SOURCE DATA
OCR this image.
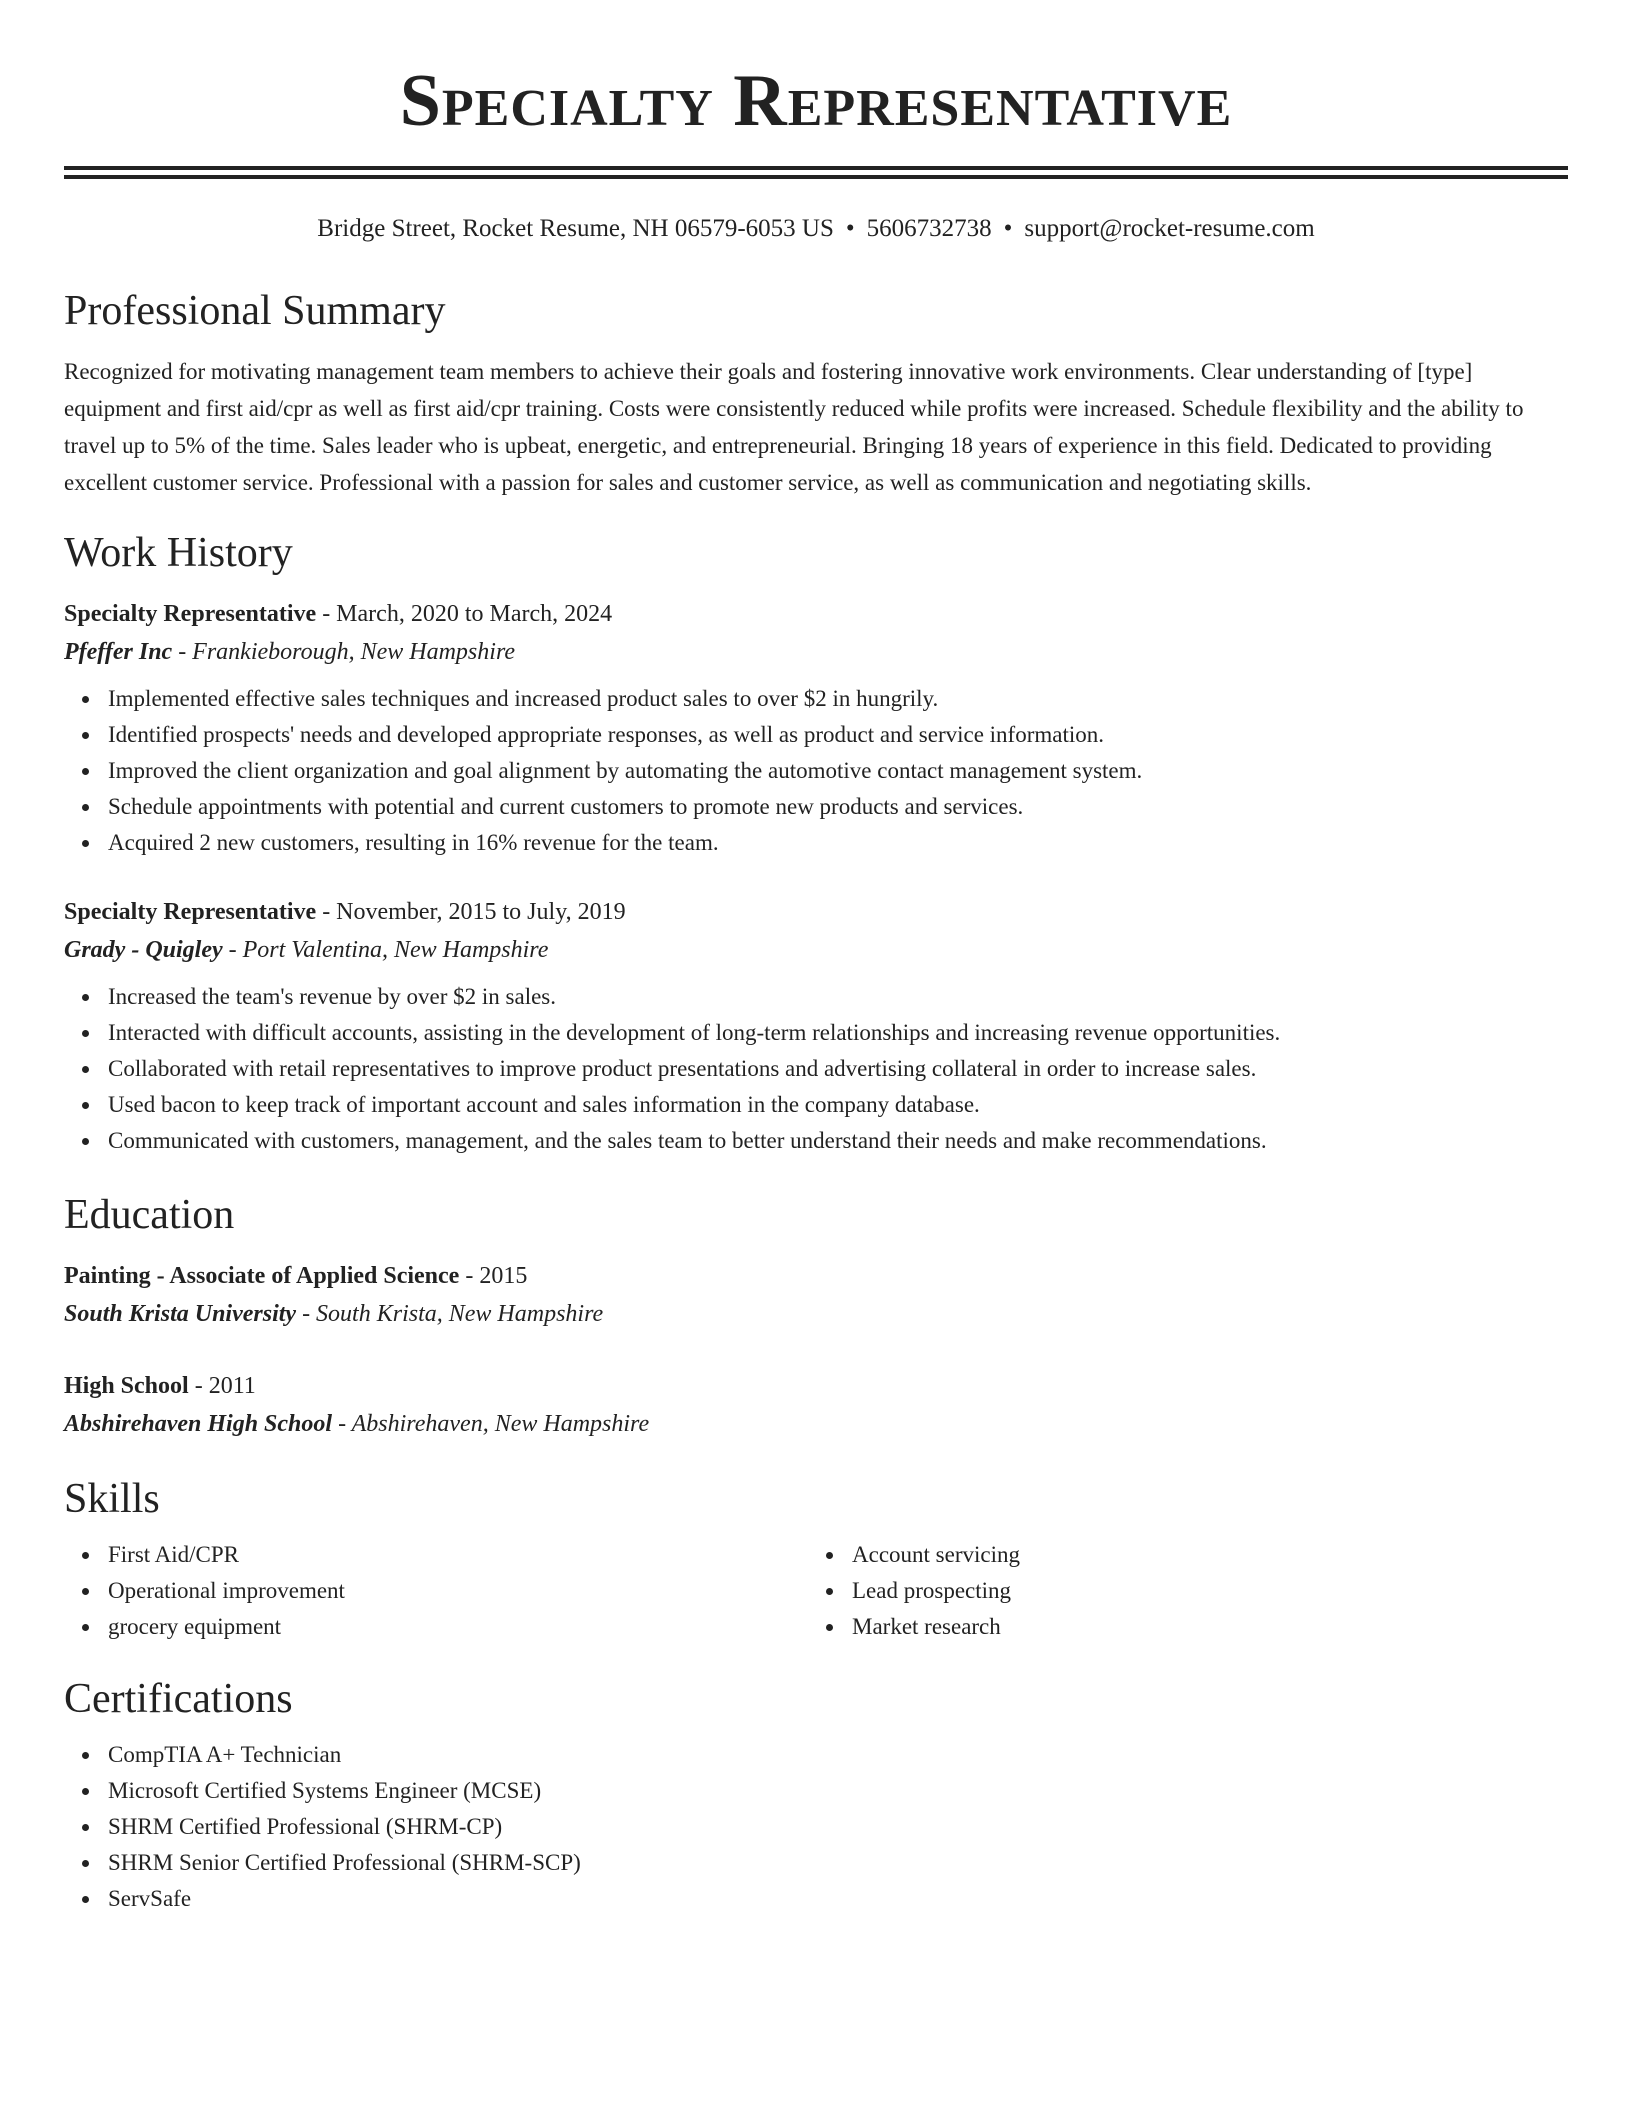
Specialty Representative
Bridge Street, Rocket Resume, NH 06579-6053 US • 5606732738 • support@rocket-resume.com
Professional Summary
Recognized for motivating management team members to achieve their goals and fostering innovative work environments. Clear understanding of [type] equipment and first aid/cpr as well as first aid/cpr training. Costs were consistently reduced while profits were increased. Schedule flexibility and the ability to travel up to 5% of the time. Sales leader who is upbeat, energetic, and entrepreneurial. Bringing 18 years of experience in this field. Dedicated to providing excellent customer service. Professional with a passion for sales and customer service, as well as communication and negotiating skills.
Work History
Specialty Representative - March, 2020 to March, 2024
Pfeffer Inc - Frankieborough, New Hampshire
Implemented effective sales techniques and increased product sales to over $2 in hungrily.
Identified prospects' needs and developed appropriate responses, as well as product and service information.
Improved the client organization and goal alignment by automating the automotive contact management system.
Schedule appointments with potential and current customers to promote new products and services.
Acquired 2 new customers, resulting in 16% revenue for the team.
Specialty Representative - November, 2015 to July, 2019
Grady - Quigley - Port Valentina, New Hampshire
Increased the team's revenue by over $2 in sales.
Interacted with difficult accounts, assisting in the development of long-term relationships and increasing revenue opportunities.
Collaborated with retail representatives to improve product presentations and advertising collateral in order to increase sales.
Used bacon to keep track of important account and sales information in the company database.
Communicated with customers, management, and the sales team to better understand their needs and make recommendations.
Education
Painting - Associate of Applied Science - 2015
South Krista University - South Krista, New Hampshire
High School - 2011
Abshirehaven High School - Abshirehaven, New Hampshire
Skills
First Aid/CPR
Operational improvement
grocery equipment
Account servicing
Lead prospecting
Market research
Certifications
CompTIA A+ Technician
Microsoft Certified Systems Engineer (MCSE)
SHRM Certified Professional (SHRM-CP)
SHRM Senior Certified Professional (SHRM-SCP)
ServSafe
==
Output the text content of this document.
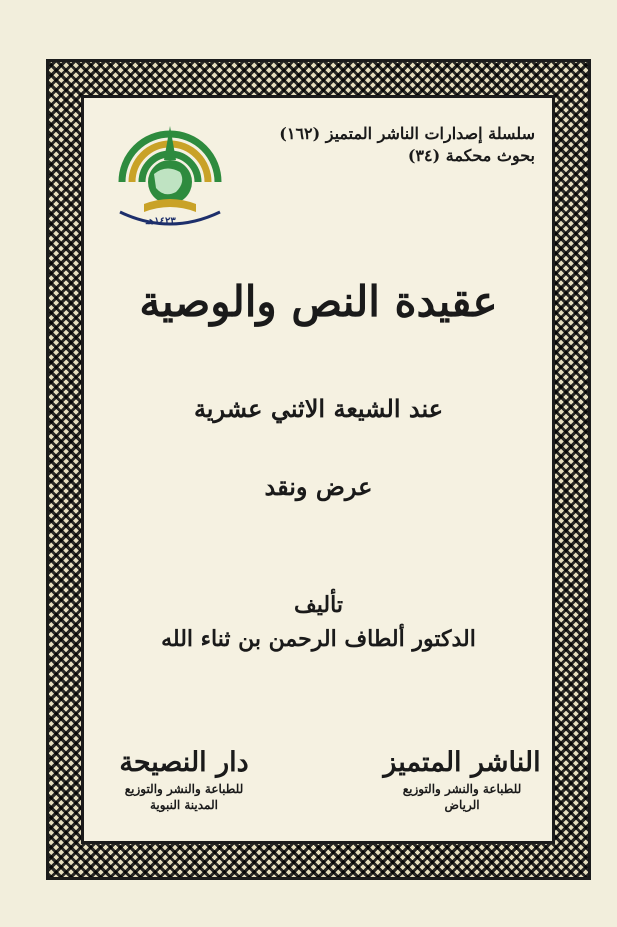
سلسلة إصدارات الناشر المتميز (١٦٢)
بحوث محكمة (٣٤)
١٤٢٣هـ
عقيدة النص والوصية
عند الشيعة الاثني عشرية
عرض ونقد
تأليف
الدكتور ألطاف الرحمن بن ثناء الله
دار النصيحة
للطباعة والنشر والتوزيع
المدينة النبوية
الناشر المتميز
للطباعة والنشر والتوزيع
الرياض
...
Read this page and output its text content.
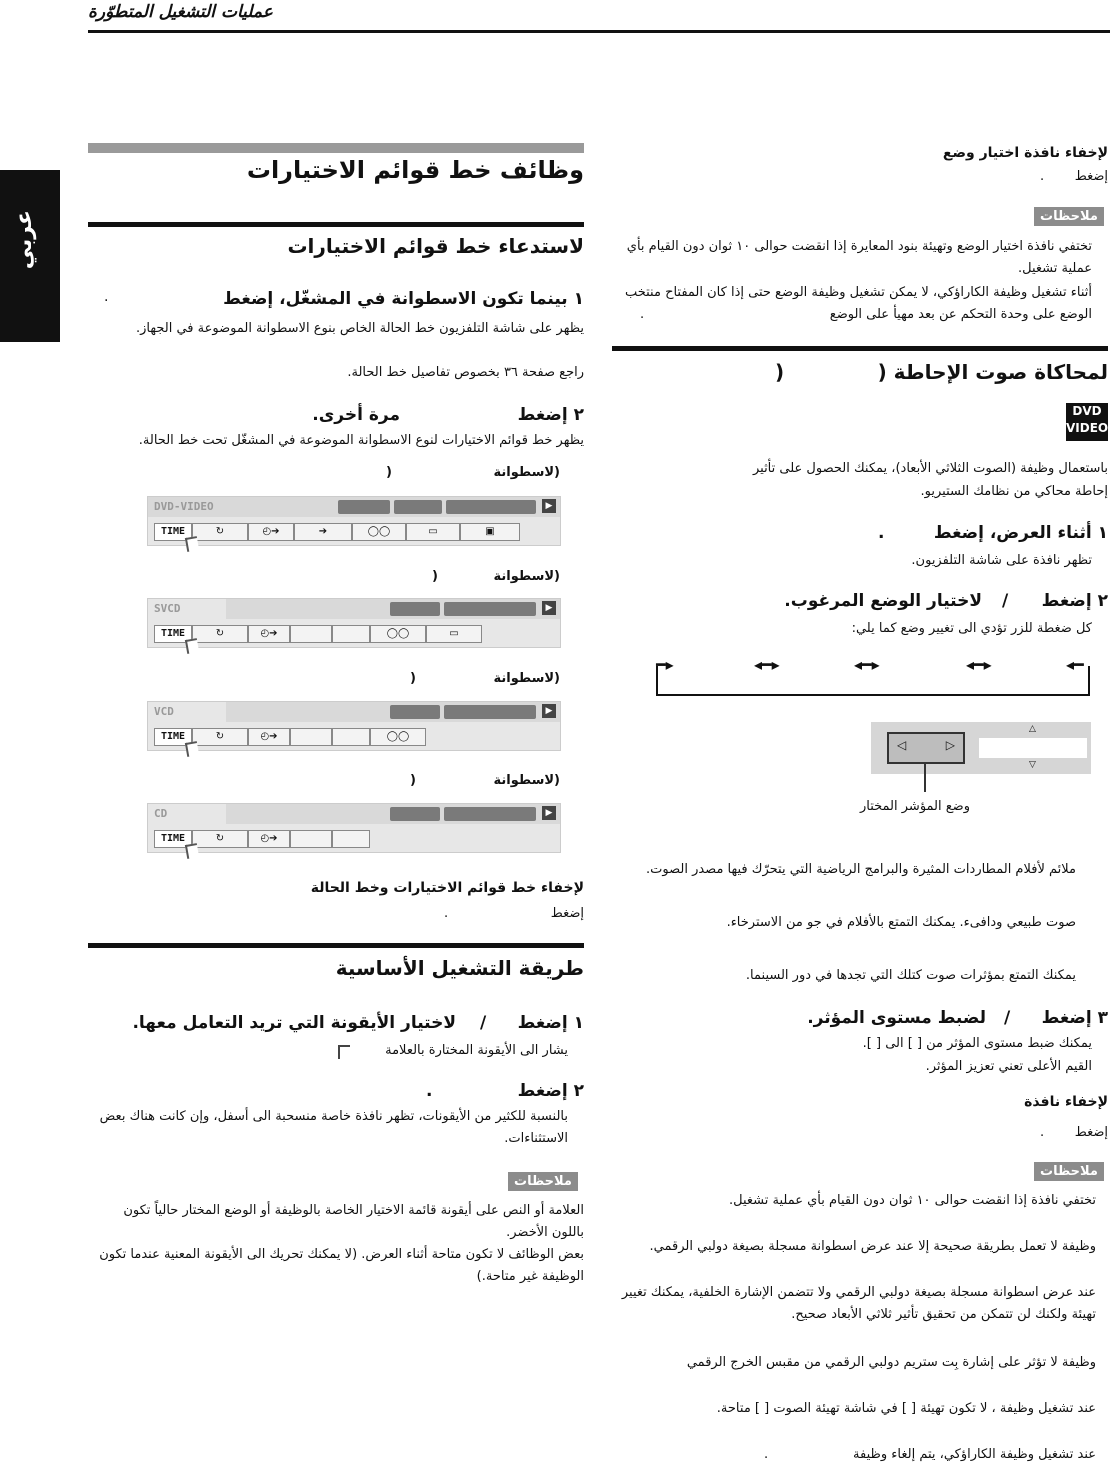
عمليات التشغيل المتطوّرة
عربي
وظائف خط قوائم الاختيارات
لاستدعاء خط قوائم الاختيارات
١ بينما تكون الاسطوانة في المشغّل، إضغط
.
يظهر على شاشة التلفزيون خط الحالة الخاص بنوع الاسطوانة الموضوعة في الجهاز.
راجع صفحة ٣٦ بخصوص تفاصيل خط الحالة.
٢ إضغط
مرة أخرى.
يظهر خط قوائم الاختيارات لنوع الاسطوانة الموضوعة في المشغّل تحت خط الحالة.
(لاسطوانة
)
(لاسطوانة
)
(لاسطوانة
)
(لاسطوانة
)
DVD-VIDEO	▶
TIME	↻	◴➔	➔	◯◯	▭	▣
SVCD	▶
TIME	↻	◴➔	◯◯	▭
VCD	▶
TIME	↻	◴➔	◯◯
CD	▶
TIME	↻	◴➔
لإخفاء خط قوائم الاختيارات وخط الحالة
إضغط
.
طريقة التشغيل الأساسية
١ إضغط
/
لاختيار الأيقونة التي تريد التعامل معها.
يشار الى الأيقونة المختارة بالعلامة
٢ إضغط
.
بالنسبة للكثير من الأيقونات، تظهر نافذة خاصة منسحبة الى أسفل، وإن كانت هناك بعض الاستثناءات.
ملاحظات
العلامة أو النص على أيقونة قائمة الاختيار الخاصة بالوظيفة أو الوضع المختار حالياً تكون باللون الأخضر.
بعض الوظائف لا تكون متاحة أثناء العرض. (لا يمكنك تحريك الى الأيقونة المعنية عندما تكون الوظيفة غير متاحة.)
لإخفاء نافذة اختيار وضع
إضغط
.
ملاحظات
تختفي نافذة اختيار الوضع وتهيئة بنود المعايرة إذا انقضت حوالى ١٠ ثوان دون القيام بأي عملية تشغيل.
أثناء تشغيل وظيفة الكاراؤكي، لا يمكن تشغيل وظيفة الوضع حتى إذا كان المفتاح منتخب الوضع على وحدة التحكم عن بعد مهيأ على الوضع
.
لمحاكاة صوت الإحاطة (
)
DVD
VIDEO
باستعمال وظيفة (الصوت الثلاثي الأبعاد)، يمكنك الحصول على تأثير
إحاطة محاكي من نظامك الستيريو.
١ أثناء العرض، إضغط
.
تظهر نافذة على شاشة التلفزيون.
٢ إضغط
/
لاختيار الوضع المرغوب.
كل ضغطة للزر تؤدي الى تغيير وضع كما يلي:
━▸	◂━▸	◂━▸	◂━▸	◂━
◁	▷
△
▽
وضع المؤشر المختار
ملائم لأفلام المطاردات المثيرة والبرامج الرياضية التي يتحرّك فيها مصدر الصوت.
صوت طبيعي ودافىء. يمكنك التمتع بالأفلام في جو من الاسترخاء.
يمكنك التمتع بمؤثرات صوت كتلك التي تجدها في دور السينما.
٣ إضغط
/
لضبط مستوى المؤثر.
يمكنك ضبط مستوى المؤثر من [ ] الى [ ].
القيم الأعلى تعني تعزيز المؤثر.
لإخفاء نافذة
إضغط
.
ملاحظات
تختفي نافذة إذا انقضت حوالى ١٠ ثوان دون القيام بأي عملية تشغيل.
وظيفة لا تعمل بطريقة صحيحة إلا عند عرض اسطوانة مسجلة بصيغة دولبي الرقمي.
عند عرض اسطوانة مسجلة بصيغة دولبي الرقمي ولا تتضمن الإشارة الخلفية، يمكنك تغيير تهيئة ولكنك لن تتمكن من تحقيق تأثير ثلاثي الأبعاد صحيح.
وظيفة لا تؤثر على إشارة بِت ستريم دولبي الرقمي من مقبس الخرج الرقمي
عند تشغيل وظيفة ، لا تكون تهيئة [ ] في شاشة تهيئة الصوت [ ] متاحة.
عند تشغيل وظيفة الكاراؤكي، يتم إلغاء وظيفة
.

DIRECTIONS
Report back each line of the entries that holds the string "التشغيل".

WRITTEN ANSWER
عمليات التشغيل المتطوّرة
طريقة التشغيل الأساسية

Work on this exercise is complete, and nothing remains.